Dataset records
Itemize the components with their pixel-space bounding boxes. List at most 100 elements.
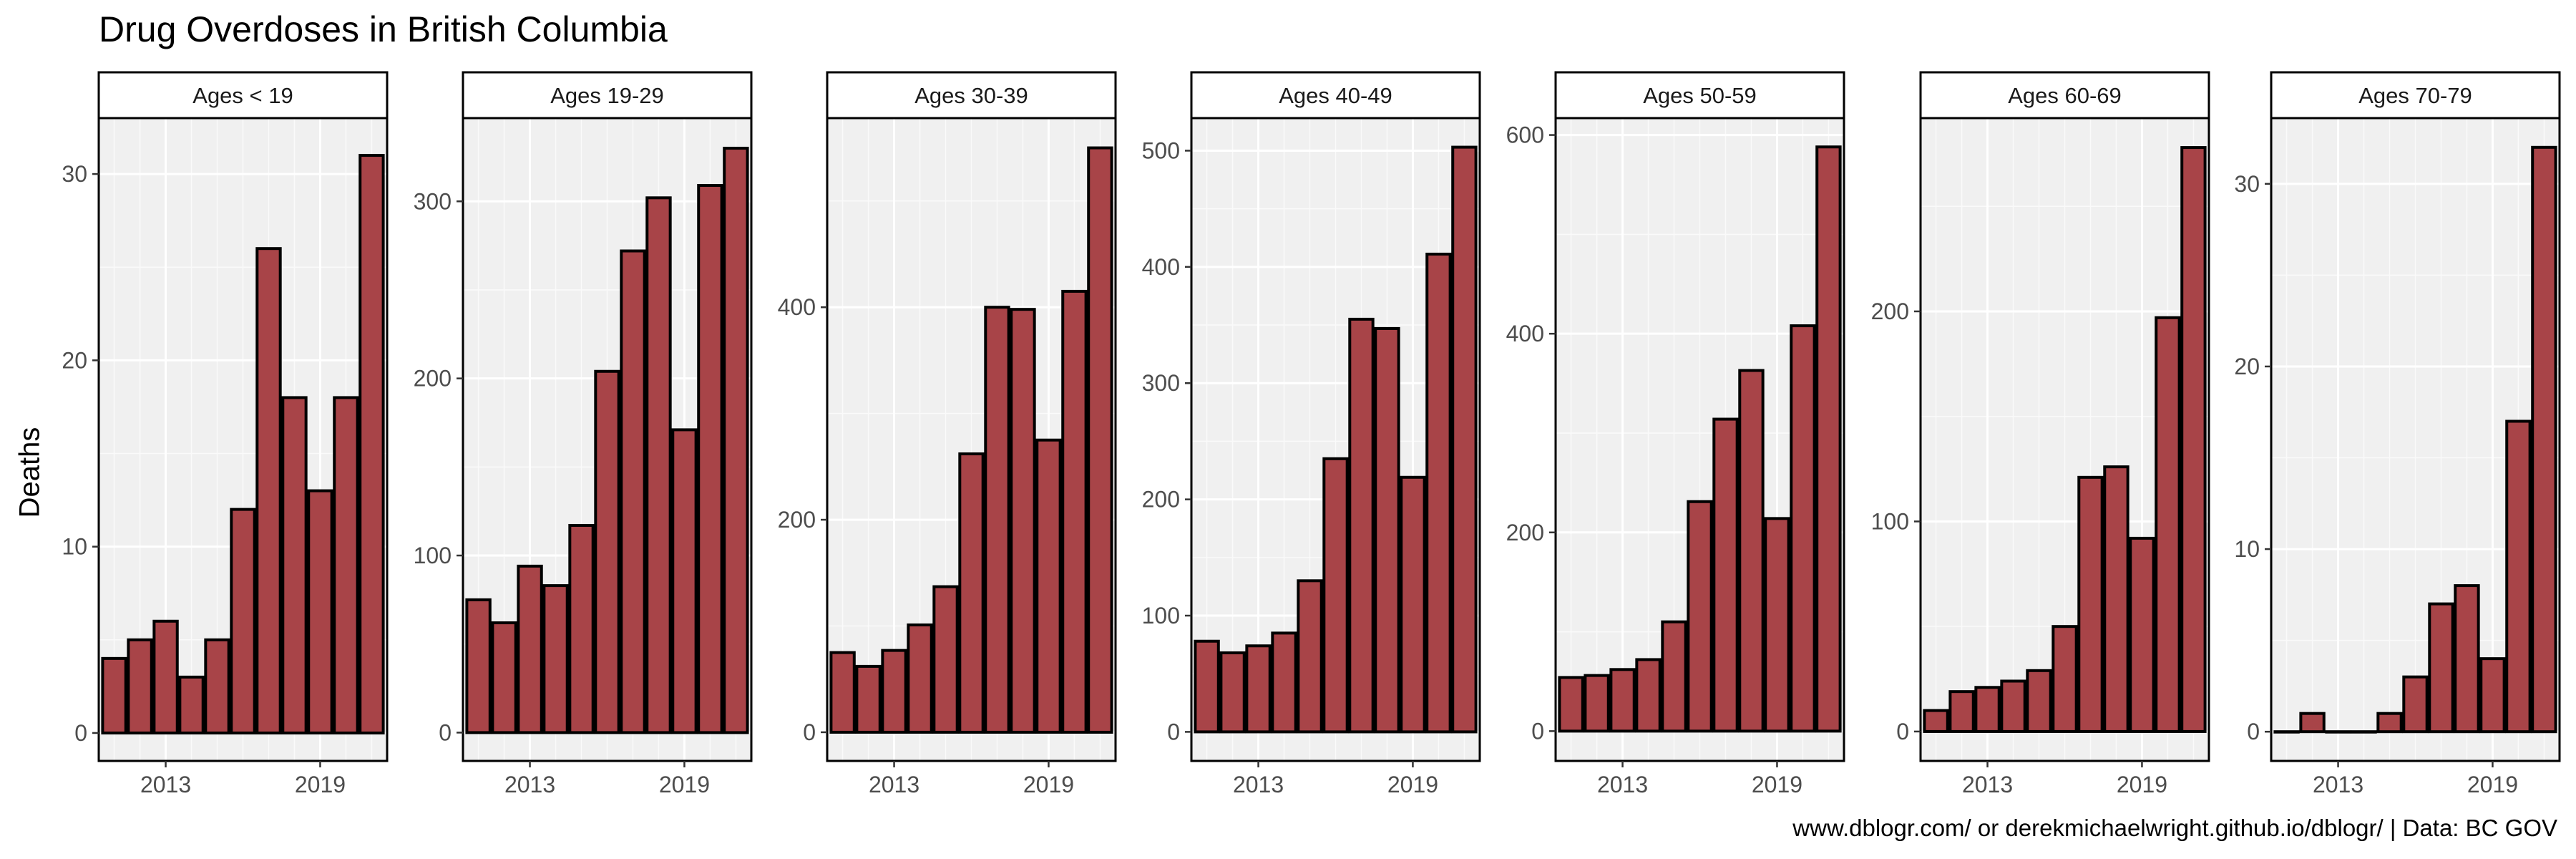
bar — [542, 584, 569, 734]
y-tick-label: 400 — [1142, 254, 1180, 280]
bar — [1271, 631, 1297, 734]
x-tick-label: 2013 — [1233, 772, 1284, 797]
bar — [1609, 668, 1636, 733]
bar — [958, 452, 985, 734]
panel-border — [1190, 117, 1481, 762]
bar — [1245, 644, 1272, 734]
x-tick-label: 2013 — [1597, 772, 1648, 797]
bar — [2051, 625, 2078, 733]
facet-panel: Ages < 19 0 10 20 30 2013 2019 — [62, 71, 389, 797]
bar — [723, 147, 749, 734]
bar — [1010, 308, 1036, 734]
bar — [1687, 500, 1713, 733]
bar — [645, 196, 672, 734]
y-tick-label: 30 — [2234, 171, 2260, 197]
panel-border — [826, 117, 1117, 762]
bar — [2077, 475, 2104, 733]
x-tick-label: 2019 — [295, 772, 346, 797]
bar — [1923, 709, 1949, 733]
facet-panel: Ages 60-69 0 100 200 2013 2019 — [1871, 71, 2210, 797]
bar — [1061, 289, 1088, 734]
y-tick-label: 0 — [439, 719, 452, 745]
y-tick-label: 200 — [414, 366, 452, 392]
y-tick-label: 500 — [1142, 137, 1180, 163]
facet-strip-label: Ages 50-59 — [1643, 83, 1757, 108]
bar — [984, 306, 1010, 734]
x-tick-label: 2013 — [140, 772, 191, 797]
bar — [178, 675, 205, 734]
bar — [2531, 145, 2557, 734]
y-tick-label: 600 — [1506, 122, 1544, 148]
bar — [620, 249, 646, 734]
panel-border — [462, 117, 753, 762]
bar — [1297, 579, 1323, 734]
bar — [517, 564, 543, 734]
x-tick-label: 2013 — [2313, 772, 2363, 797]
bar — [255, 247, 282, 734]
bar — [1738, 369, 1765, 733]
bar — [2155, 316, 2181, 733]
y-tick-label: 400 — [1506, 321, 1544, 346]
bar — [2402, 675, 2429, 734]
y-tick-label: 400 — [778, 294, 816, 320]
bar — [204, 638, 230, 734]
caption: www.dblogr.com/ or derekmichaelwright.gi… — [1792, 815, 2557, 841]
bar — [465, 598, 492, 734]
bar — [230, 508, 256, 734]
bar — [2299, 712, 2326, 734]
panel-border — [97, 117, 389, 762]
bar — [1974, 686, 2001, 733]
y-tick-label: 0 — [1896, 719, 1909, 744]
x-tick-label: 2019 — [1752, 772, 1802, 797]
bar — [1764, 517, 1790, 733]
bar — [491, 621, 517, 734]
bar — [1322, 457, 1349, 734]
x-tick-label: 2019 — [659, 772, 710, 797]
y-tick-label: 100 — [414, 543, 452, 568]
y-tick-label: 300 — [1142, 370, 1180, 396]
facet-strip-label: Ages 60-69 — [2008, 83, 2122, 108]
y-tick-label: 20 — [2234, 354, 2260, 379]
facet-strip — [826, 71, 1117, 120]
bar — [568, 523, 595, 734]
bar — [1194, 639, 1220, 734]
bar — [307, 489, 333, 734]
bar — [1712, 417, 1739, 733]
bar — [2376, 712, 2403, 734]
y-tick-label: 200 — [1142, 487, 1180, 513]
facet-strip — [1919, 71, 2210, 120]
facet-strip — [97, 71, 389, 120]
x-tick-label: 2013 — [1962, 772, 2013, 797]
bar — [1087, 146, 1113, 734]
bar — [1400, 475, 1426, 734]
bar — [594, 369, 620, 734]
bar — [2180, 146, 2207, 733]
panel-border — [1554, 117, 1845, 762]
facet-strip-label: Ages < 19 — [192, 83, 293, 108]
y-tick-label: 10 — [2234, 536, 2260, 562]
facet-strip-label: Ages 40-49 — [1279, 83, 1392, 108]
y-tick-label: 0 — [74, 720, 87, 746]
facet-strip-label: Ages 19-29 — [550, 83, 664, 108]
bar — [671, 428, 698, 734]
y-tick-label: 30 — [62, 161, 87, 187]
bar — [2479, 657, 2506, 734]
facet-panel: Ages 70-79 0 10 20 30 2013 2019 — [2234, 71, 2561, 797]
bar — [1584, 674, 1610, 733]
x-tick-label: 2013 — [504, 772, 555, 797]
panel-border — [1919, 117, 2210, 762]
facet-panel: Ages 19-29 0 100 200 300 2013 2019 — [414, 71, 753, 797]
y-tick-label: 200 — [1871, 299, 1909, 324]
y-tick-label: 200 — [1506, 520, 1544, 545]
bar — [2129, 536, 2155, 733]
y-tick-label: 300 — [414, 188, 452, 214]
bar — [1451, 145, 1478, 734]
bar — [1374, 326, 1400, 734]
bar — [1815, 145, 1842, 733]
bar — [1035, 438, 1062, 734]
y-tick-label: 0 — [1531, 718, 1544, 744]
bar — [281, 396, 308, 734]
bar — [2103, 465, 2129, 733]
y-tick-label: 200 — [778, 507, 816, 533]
...
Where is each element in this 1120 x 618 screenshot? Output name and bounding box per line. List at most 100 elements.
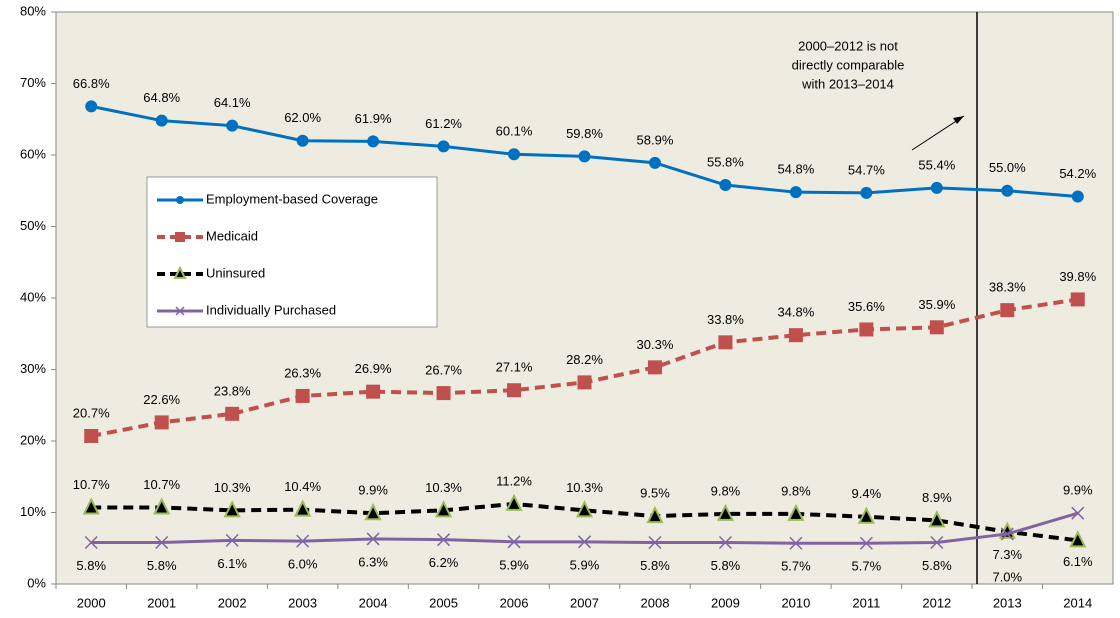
* * *
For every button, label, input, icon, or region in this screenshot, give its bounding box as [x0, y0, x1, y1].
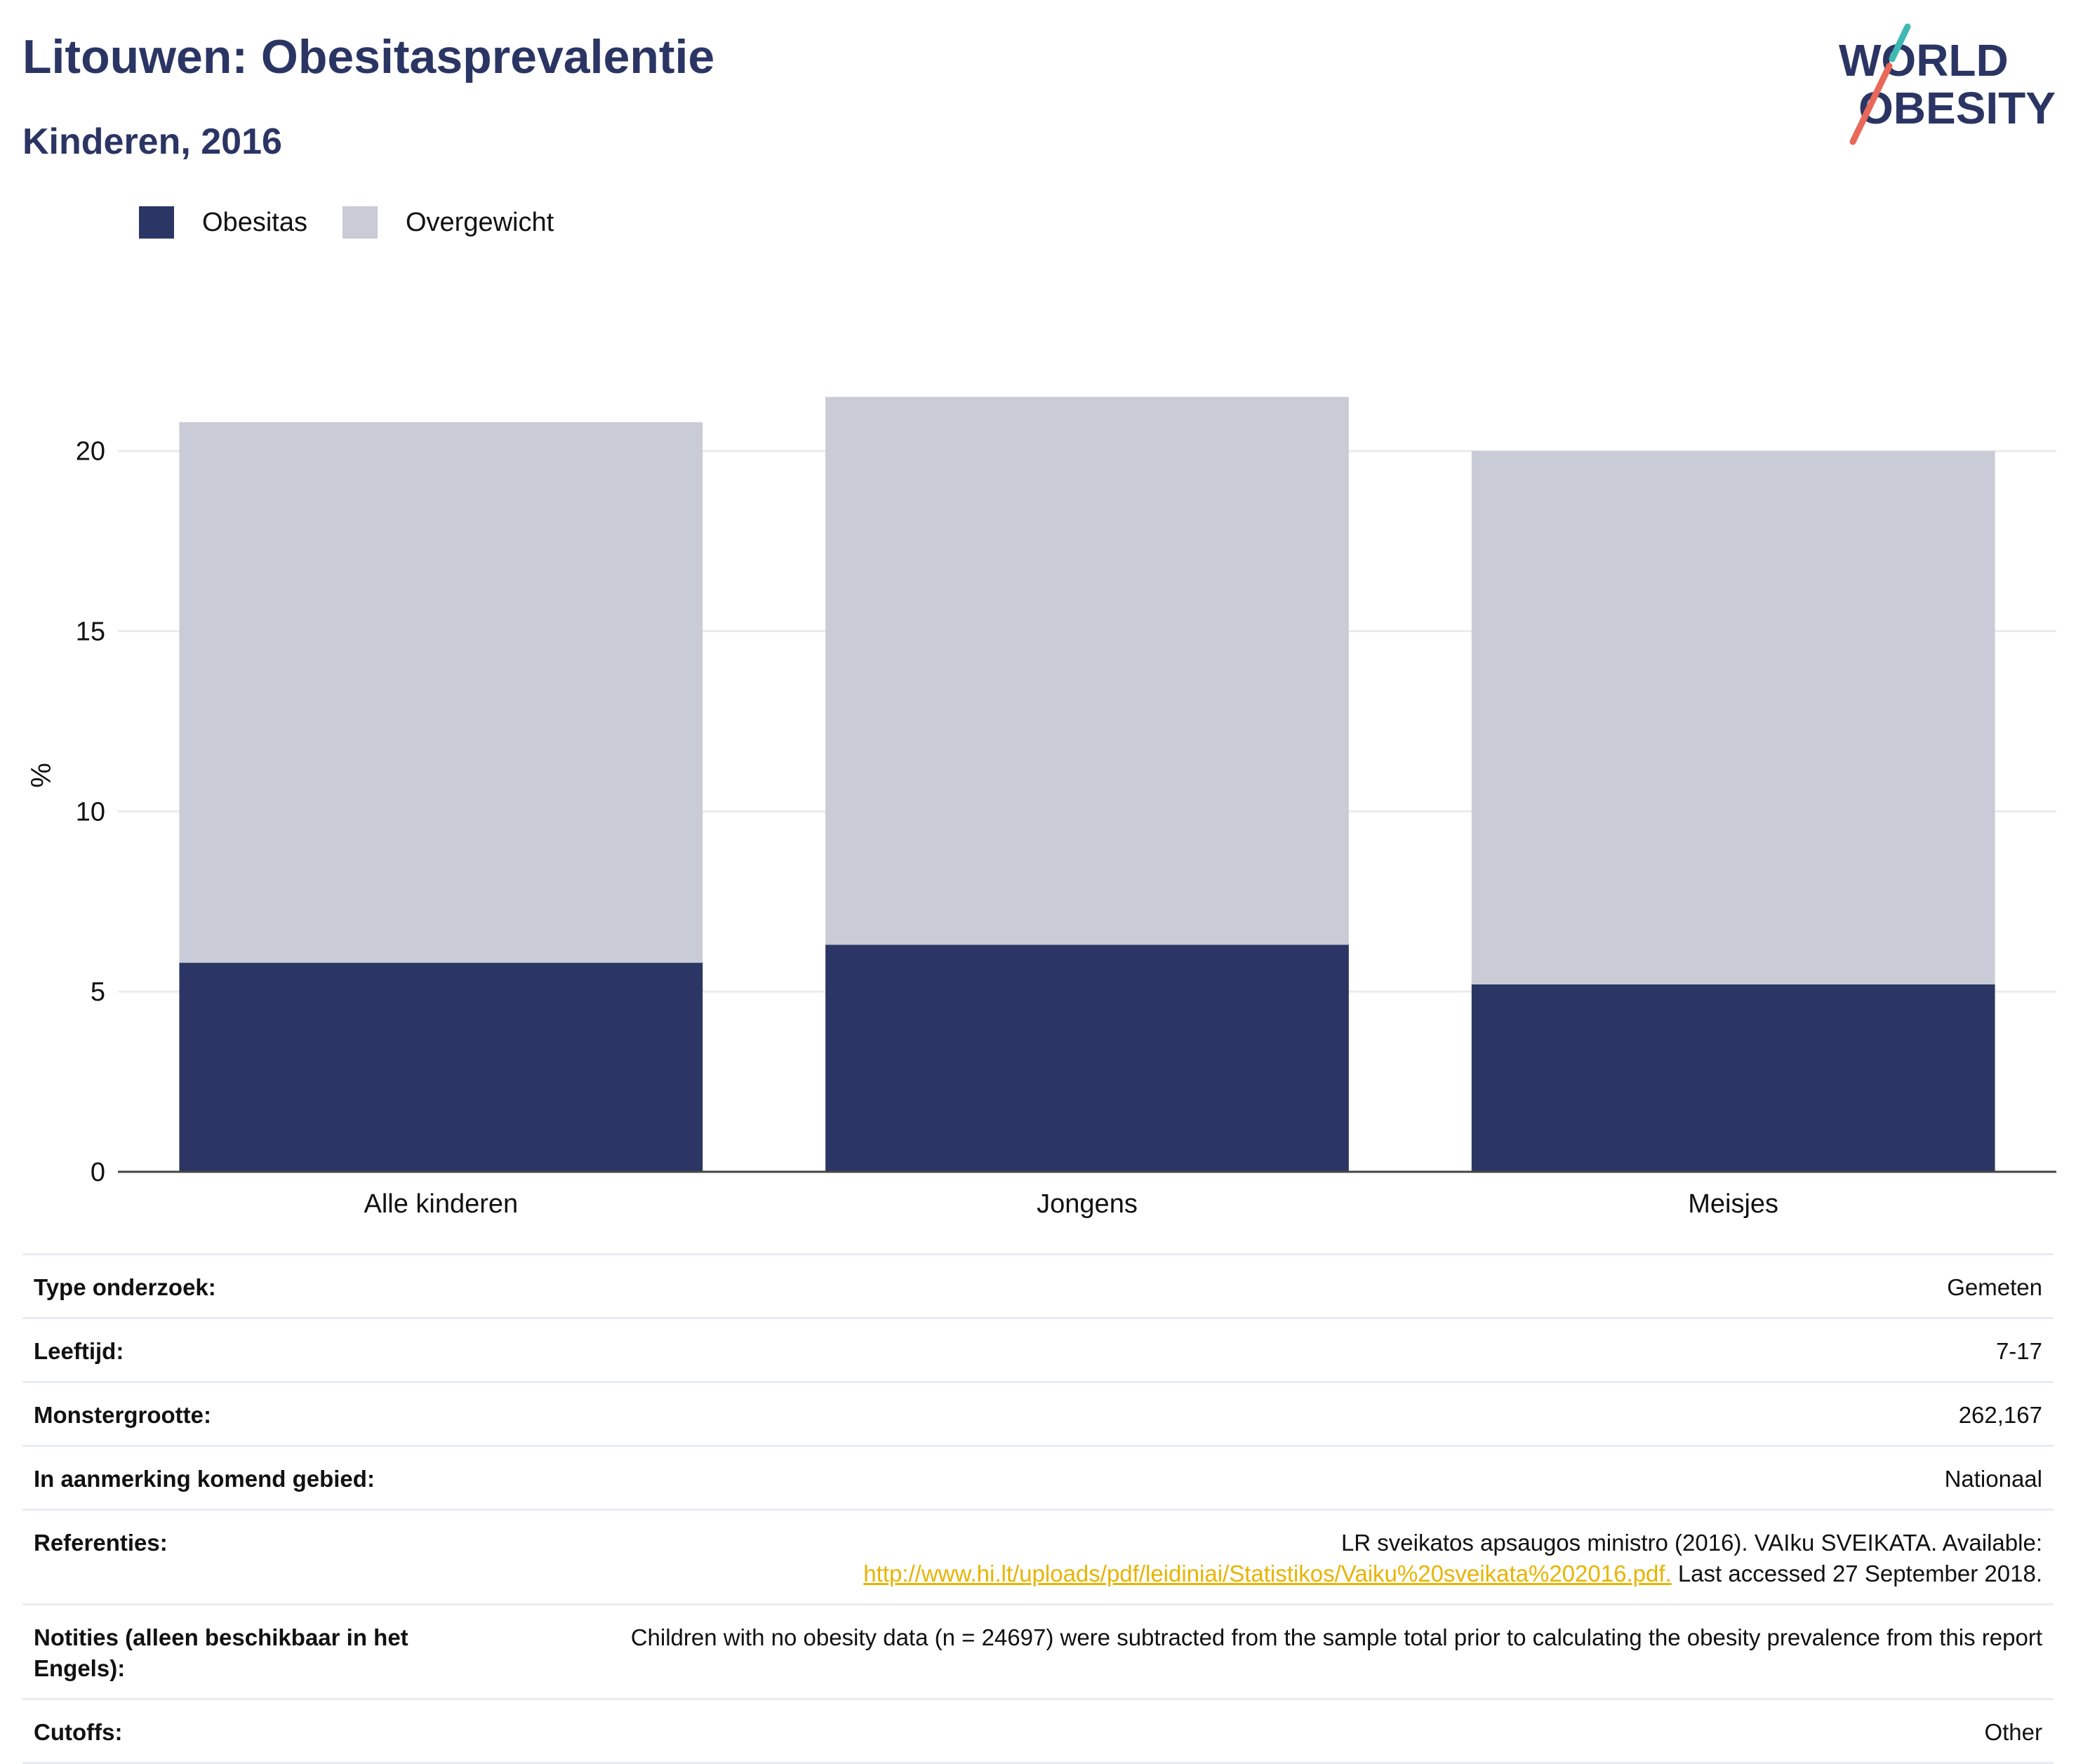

Exercise prompt
Count how many lines of the records above contain the string "elements", and reply with that number alone.

Result
2